» **Goal of the exercise**
Reproduce every line of the listing as written, apart from the pictures.
------
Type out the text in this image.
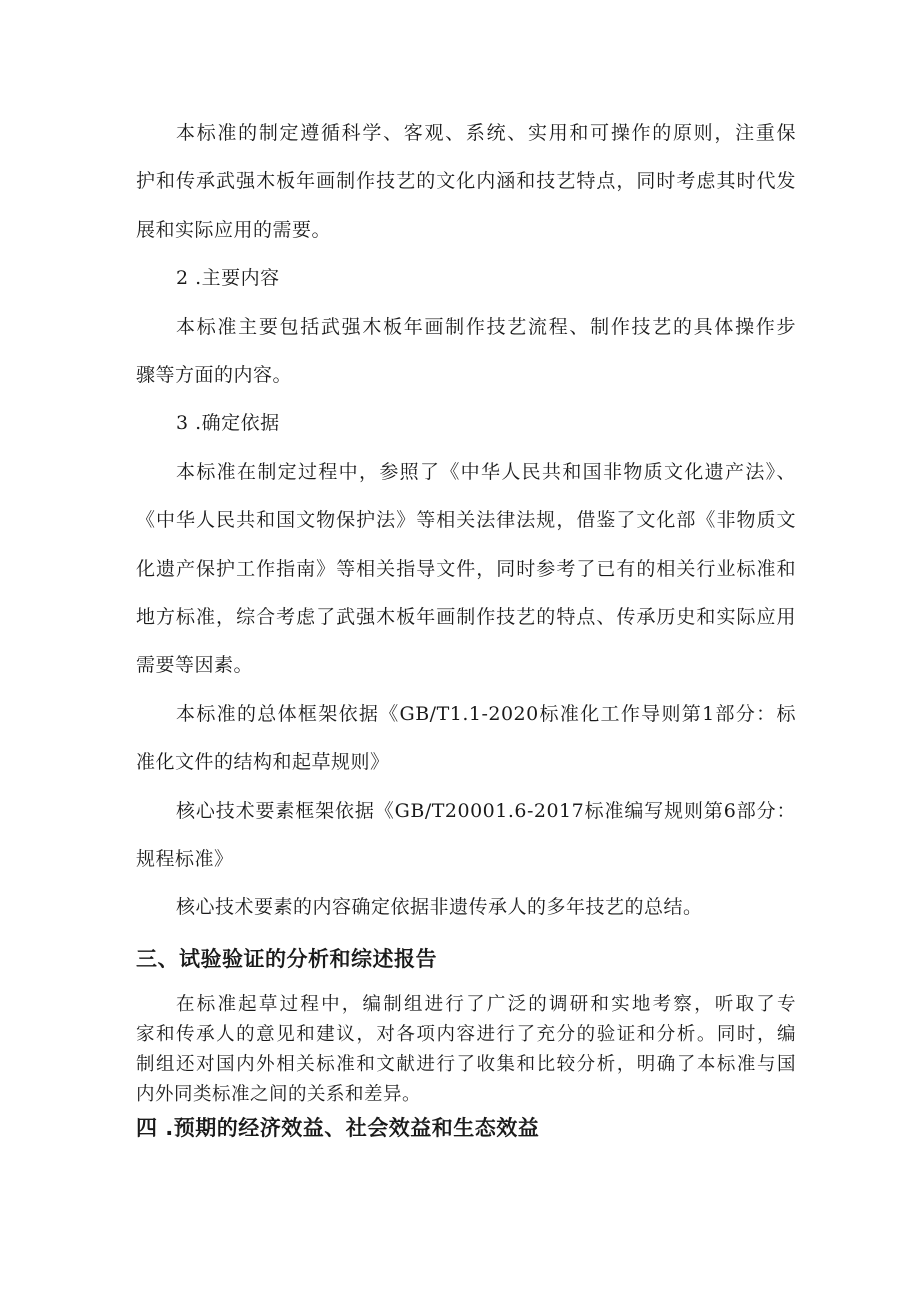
本标准的制定遵循科学、客观、系统、实用和可操作的原则，注重保
护和传承武强木板年画制作技艺的文化内涵和技艺特点，同时考虑其时代发
展和实际应用的需要。
2 .主要内容
本标准主要包括武强木板年画制作技艺流程、制作技艺的具体操作步
骤等方面的内容。
3 .确定依据
本标准在制定过程中，参照了《中华人民共和国非物质文化遗产法》、
《中华人民共和国文物保护法》等相关法律法规，借鉴了文化部《非物质文
化遗产保护工作指南》等相关指导文件，同时参考了已有的相关行业标准和
地方标准，综合考虑了武强木板年画制作技艺的特点、传承历史和实际应用
需要等因素。
本标准的总体框架依据《GB/T1.1-2020标准化工作导则第1部分：标
准化文件的结构和起草规则》
核心技术要素框架依据《GB/T20001.6-2017标准编写规则第6部分：
规程标准》
核心技术要素的内容确定依据非遗传承人的多年技艺的总结。
三、试验验证的分析和综述报告
在标准起草过程中，编制组进行了广泛的调研和实地考察，听取了专
家和传承人的意见和建议，对各项内容进行了充分的验证和分析。同时，编
制组还对国内外相关标准和文献进行了收集和比较分析，明确了本标准与国
内外同类标准之间的关系和差异。
四 .预期的经济效益、社会效益和生态效益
------
» **Result of the task**
Type out the text in this image.
本标准的制定遵循科学、客观、系统、实用和可操作的原则，注重保
护和传承武强木板年画制作技艺的文化内涵和技艺特点，同时考虑其时代发
展和实际应用的需要。
2 .主要内容
本标准主要包括武强木板年画制作技艺流程、制作技艺的具体操作步
骤等方面的内容。
3 .确定依据
本标准在制定过程中，参照了《中华人民共和国非物质文化遗产法》、
《中华人民共和国文物保护法》等相关法律法规，借鉴了文化部《非物质文
化遗产保护工作指南》等相关指导文件，同时参考了已有的相关行业标准和
地方标准，综合考虑了武强木板年画制作技艺的特点、传承历史和实际应用
需要等因素。
本标准的总体框架依据《GB/T1.1-2020标准化工作导则第1部分：标
准化文件的结构和起草规则》
核心技术要素框架依据《GB/T20001.6-2017标准编写规则第6部分：
规程标准》
核心技术要素的内容确定依据非遗传承人的多年技艺的总结。
三、试验验证的分析和综述报告
在标准起草过程中，编制组进行了广泛的调研和实地考察，听取了专
家和传承人的意见和建议，对各项内容进行了充分的验证和分析。同时，编
制组还对国内外相关标准和文献进行了收集和比较分析，明确了本标准与国
内外同类标准之间的关系和差异。
四 .预期的经济效益、社会效益和生态效益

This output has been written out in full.